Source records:

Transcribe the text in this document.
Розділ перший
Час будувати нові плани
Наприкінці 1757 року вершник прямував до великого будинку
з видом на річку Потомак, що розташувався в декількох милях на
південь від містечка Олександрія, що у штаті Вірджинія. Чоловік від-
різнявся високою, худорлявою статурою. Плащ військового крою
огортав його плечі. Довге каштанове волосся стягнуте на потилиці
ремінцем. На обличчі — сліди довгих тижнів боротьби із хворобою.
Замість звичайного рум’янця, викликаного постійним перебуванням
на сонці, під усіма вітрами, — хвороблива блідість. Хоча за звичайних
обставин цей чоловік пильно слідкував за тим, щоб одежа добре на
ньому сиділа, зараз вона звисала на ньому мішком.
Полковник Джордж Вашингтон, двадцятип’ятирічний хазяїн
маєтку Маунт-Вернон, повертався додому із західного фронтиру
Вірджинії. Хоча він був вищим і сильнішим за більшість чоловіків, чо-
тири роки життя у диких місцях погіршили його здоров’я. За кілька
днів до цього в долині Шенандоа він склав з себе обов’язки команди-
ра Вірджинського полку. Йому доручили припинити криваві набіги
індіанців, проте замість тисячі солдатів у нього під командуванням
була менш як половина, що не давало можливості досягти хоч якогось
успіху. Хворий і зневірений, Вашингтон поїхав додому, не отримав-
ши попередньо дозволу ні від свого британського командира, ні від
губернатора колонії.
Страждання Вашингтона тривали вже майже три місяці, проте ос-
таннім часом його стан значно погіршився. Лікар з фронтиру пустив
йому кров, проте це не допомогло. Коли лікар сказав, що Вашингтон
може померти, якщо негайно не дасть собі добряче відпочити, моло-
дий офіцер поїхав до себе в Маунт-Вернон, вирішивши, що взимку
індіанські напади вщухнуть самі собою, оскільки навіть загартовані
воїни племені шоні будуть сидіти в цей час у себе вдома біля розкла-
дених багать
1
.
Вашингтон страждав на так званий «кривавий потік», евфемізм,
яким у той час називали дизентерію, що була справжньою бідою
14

Required task: All of the data needs to be reproduced exactly, with no line missing.

Answer:
Transcribe the text in this document.
Розділ перший
Час будувати нові плани
Наприкінці 1757 року вершник прямував до великого будинку
з видом на річку Потомак, що розташувався в декількох милях на
південь від містечка Олександрія, що у штаті Вірджинія. Чоловік від-
різнявся високою, худорлявою статурою. Плащ військового крою
огортав його плечі. Довге каштанове волосся стягнуте на потилиці
ремінцем. На обличчі — сліди довгих тижнів боротьби із хворобою.
Замість звичайного рум’янця, викликаного постійним перебуванням
на сонці, під усіма вітрами, — хвороблива блідість. Хоча за звичайних
обставин цей чоловік пильно слідкував за тим, щоб одежа добре на
ньому сиділа, зараз вона звисала на ньому мішком.
Полковник Джордж Вашингтон, двадцятип’ятирічний хазяїн
маєтку Маунт-Вернон, повертався додому із західного фронтиру
Вірджинії. Хоча він був вищим і сильнішим за більшість чоловіків, чо-
тири роки життя у диких місцях погіршили його здоров’я. За кілька
днів до цього в долині Шенандоа він склав з себе обов’язки команди-
ра Вірджинського полку. Йому доручили припинити криваві набіги
індіанців, проте замість тисячі солдатів у нього під командуванням
була менш як половина, що не давало можливості досягти хоч якогось
успіху. Хворий і зневірений, Вашингтон поїхав додому, не отримав-
ши попередньо дозволу ні від свого британського командира, ні від
губернатора колонії.
Страждання Вашингтона тривали вже майже три місяці, проте ос-
таннім часом його стан значно погіршився. Лікар з фронтиру пустив
йому кров, проте це не допомогло. Коли лікар сказав, що Вашингтон
може померти, якщо негайно не дасть собі добряче відпочити, моло-
дий офіцер поїхав до себе в Маунт-Вернон, вирішивши, що взимку
індіанські напади вщухнуть самі собою, оскільки навіть загартовані
воїни племені шоні будуть сидіти в цей час у себе вдома біля розкла-
дених багать
1
.
Вашингтон страждав на так званий «кривавий потік», евфемізм,
яким у той час називали дизентерію, що була справжньою бідою
14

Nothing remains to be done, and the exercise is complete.